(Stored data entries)
──────

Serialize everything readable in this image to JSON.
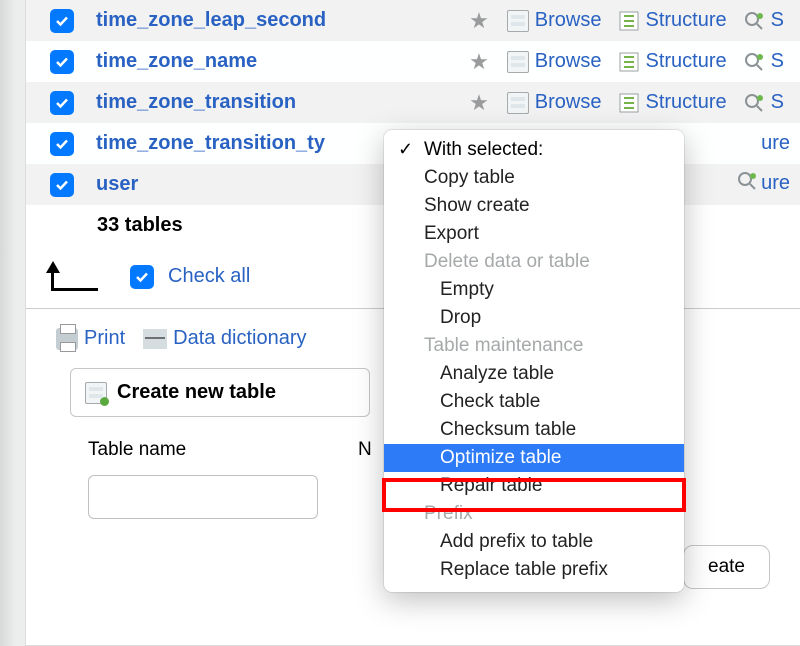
{
  "tables": {
    "rows": [
      {
        "name": "time_zone_leap_second"
      },
      {
        "name": "time_zone_name"
      },
      {
        "name": "time_zone_transition"
      },
      {
        "name": "time_zone_transition_ty"
      },
      {
        "name": "user"
      }
    ],
    "summary": "33 tables"
  },
  "actions": {
    "browse": "Browse",
    "structure": "Structure",
    "search": "S"
  },
  "checkall": {
    "label": "Check all"
  },
  "utils": {
    "print": "Print",
    "dictionary": "Data dictionary"
  },
  "create": {
    "heading": "Create new table",
    "table_name_label": "Table name",
    "cols_label": "N",
    "submit": "eate"
  },
  "menu": {
    "header": "With selected:",
    "items_top": [
      "Copy table",
      "Show create",
      "Export"
    ],
    "group_delete": {
      "label": "Delete data or table",
      "items": [
        "Empty",
        "Drop"
      ]
    },
    "group_maint": {
      "label": "Table maintenance",
      "items": [
        "Analyze table",
        "Check table",
        "Checksum table",
        "Optimize table",
        "Repair table"
      ],
      "selected_index": 3
    },
    "group_prefix": {
      "label": "Prefix",
      "items": [
        "Add prefix to table",
        "Replace table prefix"
      ]
    }
  }
}
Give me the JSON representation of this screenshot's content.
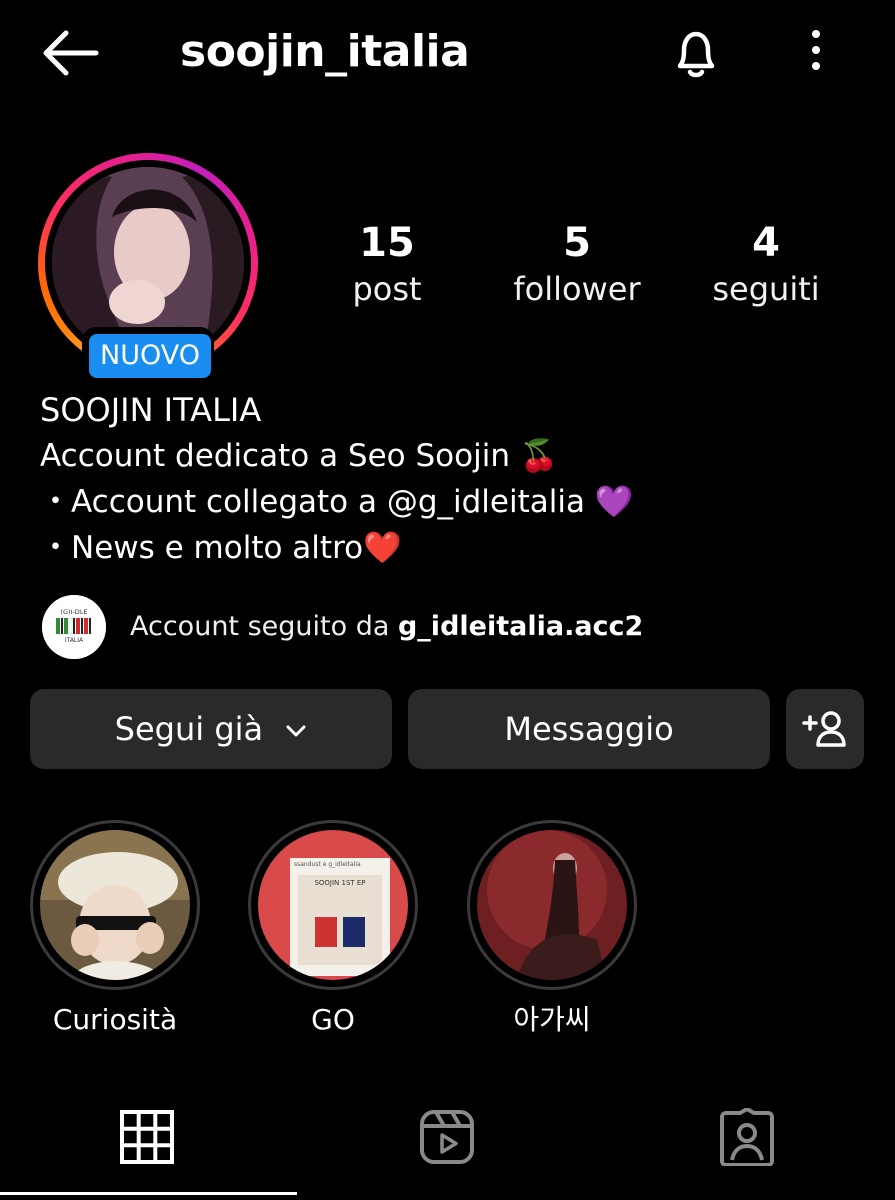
{
  "header": {
    "username": "soojin_italia",
    "icons": {
      "back": "arrow-left-icon",
      "notifications": "bell-icon",
      "more": "more-vertical-icon"
    }
  },
  "profile": {
    "badge": "NUOVO",
    "stats": [
      {
        "value": "15",
        "label": "post"
      },
      {
        "value": "5",
        "label": "follower"
      },
      {
        "value": "4",
        "label": "seguiti"
      }
    ],
    "display_name": "SOOJIN ITALIA",
    "bio": [
      "Account dedicato a Seo Soojin 🍒",
      "・Account collegato a @g_idleitalia 💜",
      "・News e molto altro❤️"
    ],
    "followed_by": {
      "prefix": "Account seguito da ",
      "account": "g_idleitalia.acc2",
      "avatar_text_top": "(G)I-DLE",
      "avatar_text_bottom": "ITALIA"
    }
  },
  "actions": {
    "following": "Segui già",
    "message": "Messaggio"
  },
  "highlights": [
    {
      "label": "Curiosità"
    },
    {
      "label": "GO",
      "card_title": "SOOJIN 1ST EP",
      "card_header": "ssandust e g_idleitalia"
    },
    {
      "label": "아가씨"
    }
  ],
  "tabs": [
    {
      "name": "grid",
      "icon": "grid-icon",
      "active": true
    },
    {
      "name": "reels",
      "icon": "reels-icon",
      "active": false
    },
    {
      "name": "tagged",
      "icon": "tagged-person-icon",
      "active": false
    }
  ],
  "colors": {
    "background": "#000000",
    "button": "#2a2a2a",
    "badge": "#1a8ef0",
    "text": "#ffffff"
  }
}
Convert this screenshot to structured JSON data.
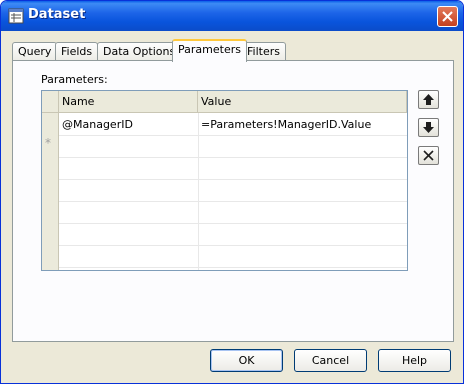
{
  "window": {
    "title": "Dataset"
  },
  "tabs": [
    {
      "label": "Query"
    },
    {
      "label": "Fields"
    },
    {
      "label": "Data Options"
    },
    {
      "label": "Parameters",
      "active": true
    },
    {
      "label": "Filters"
    }
  ],
  "parameters": {
    "group_label": "Parameters:",
    "columns": {
      "name": "Name",
      "value": "Value"
    },
    "rows": [
      {
        "name": "@ManagerID",
        "value": "=Parameters!ManagerID.Value"
      }
    ],
    "new_row_marker": "*"
  },
  "side_buttons": [
    {
      "icon": "arrow-up-icon",
      "action": "move-up"
    },
    {
      "icon": "arrow-down-icon",
      "action": "move-down"
    },
    {
      "icon": "delete-x-icon",
      "action": "delete"
    }
  ],
  "buttons": {
    "ok": "OK",
    "cancel": "Cancel",
    "help": "Help"
  },
  "colors": {
    "titlebar": "#0954dc",
    "dialog_bg": "#ece9d8",
    "active_tab_accent": "#ffc83c"
  }
}
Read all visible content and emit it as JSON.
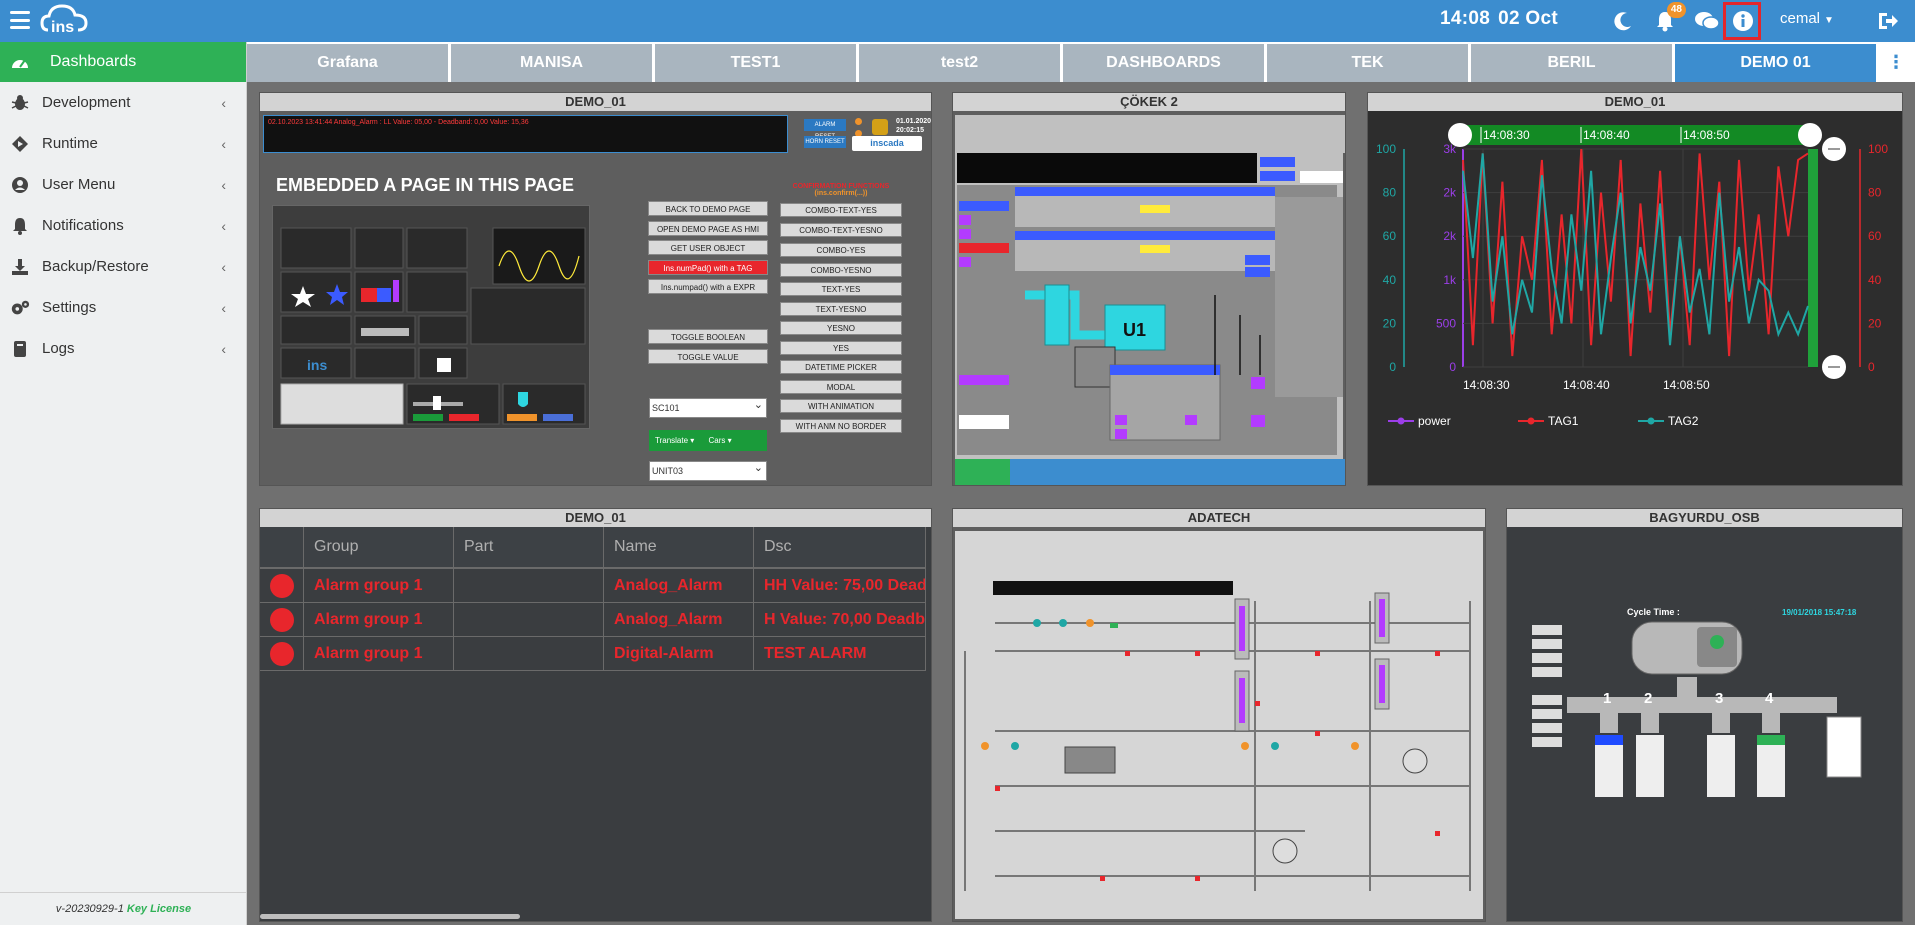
{
  "topbar": {
    "clock_time": "14:08",
    "clock_date": "02 Oct",
    "notifications_count": "48",
    "username": "cemal"
  },
  "sidebar": {
    "active": "Dashboards",
    "items": [
      {
        "label": "Development",
        "icon": "bug-icon"
      },
      {
        "label": "Runtime",
        "icon": "runtime-icon"
      },
      {
        "label": "User Menu",
        "icon": "user-circle-icon"
      },
      {
        "label": "Notifications",
        "icon": "bell-icon"
      },
      {
        "label": "Backup/Restore",
        "icon": "download-icon"
      },
      {
        "label": "Settings",
        "icon": "gears-icon"
      },
      {
        "label": "Logs",
        "icon": "book-icon"
      }
    ],
    "version": "v-20230929-1",
    "license": "Key License"
  },
  "tabs": [
    "Grafana",
    "MANISA",
    "TEST1",
    "test2",
    "DASHBOARDS",
    "TEK",
    "BERIL",
    "DEMO 01"
  ],
  "panels": {
    "p1": {
      "title": "DEMO_01",
      "alarm_msg": "02.10.2023 13:41:44 Analog_Alarm : LL Value: 05,00 - Deadband: 0,00 Value: 15,36",
      "alarm_reset": "ALARM RESET",
      "horn_reset": "HORN RESET",
      "datetime": "01.01.2020 20:02:15",
      "brand": "inscada",
      "heading": "EMBEDDED A PAGE IN THIS PAGE",
      "buttons_left": [
        "BACK TO DEMO PAGE",
        "OPEN DEMO PAGE AS HMI",
        "GET USER OBJECT",
        "Ins.numPad() with a TAG",
        "Ins.numpad() with a EXPR",
        "TOGGLE BOOLEAN",
        "TOGGLE VALUE"
      ],
      "confirm_title": "CONFIRMATION FUNCTIONS",
      "confirm_sub": "(ins.confirm(...))",
      "buttons_right": [
        "COMBO-TEXT-YES",
        "COMBO-TEXT-YESNO",
        "COMBO-YES",
        "COMBO-YESNO",
        "TEXT-YES",
        "TEXT-YESNO",
        "YESNO",
        "YES",
        "DATETIME PICKER",
        "MODAL",
        "WITH ANIMATION",
        "WITH ANM NO BORDER"
      ],
      "select1": "SC101",
      "translate": "Translate",
      "cars": "Cars",
      "select2": "UNIT03"
    },
    "p2": {
      "title": "ÇÖKEK 2",
      "unit": "U1"
    },
    "p3": {
      "title": "DEMO_01"
    },
    "p4": {
      "title": "DEMO_01",
      "columns": [
        "Group",
        "Part",
        "Name",
        "Dsc"
      ],
      "rows": [
        {
          "group": "Alarm group 1",
          "part": "",
          "name": "Analog_Alarm",
          "dsc": "HH Value: 75,00 Dead"
        },
        {
          "group": "Alarm group 1",
          "part": "",
          "name": "Analog_Alarm",
          "dsc": "H Value: 70,00 Deadb"
        },
        {
          "group": "Alarm group 1",
          "part": "",
          "name": "Digital-Alarm",
          "dsc": "TEST ALARM"
        }
      ]
    },
    "p5": {
      "title": "ADATECH"
    },
    "p6": {
      "title": "BAGYURDU_OSB",
      "cycle": "Cycle Time :",
      "datetime": "19/01/2018 15:47:18",
      "streams": [
        "1",
        "2",
        "3",
        "4"
      ]
    }
  },
  "chart_data": {
    "type": "line",
    "title": "",
    "time_labels": [
      "14:08:30",
      "14:08:40",
      "14:08:50"
    ],
    "y_left_power": {
      "ticks": [
        "0",
        "500",
        "1k",
        "2k",
        "2k",
        "3k"
      ]
    },
    "y_left_tag": {
      "ticks": [
        "0",
        "20",
        "40",
        "60",
        "80",
        "100"
      ],
      "ylim": [
        0,
        100
      ]
    },
    "y_right": {
      "ticks": [
        "0",
        "20",
        "40",
        "60",
        "80",
        "100"
      ],
      "ylim": [
        0,
        100
      ]
    },
    "series": [
      {
        "name": "power",
        "color": "#9b3ee8",
        "values": []
      },
      {
        "name": "TAG1",
        "color": "#e8262c",
        "values": [
          95,
          10,
          98,
          20,
          85,
          5,
          60,
          40,
          95,
          15,
          70,
          20,
          100,
          10,
          80,
          30,
          95,
          5,
          75,
          25,
          90,
          15,
          60,
          10,
          98,
          40,
          85,
          5,
          95,
          35,
          70,
          15,
          92,
          60,
          95,
          98
        ]
      },
      {
        "name": "TAG2",
        "color": "#1fa7a5",
        "values": [
          90,
          50,
          98,
          30,
          60,
          15,
          40,
          25,
          88,
          45,
          20,
          70,
          35,
          90,
          15,
          50,
          80,
          20,
          55,
          35,
          75,
          10,
          60,
          25,
          45,
          15,
          80,
          30,
          55,
          20,
          40,
          35,
          15,
          25,
          15,
          28
        ]
      }
    ]
  }
}
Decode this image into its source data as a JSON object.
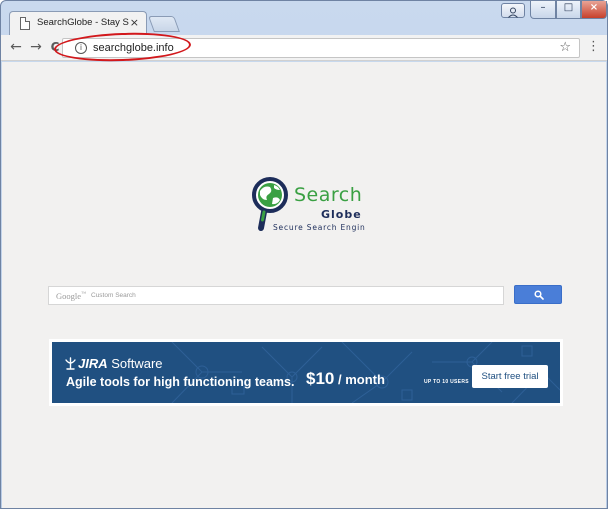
{
  "browser": {
    "tab": {
      "title": "SearchGlobe - Stay Secu",
      "close_glyph": "×"
    },
    "window_controls": {
      "minimize": "–",
      "maximize": "□",
      "close": "×"
    },
    "address_bar": {
      "url": "searchglobe.info"
    },
    "icons": {
      "back": "back-arrow-icon",
      "forward": "forward-arrow-icon",
      "reload": "reload-icon",
      "info": "info-icon",
      "bookmark": "star-icon",
      "menu": "kebab-menu-icon"
    },
    "glyphs": {
      "back": "←",
      "forward": "→",
      "reload": "C",
      "info": "i",
      "star": "☆",
      "menu": "⋮"
    },
    "annotation_color": "#d2181c"
  },
  "page": {
    "background": "#f2f1f0",
    "logo": {
      "word1": "Search",
      "word2": "Globe",
      "tagline": "Secure Search Engin",
      "colors": {
        "green": "#3aa043",
        "navy": "#1d2d5a"
      }
    },
    "search": {
      "brand": "Google",
      "brand_tm": "™",
      "placeholder": "Custom Search",
      "button_color": "#4a7ed8"
    },
    "ad": {
      "brand_prefix": "JIRA",
      "brand_suffix": " Software",
      "headline": "Agile tools for high functioning teams.",
      "price": "$10",
      "price_unit": " / month",
      "price_note": "UP TO 10 USERS",
      "cta": "Start free trial",
      "background": "#205081"
    }
  }
}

──────

Out of the material above, gather each line where "COMBO" appears.

_Task result_
        "COMBO-TEXT-YES",
        "COMBO-TEXT-YESNO",
        "COMBO-YES",
        "COMBO-YESNO",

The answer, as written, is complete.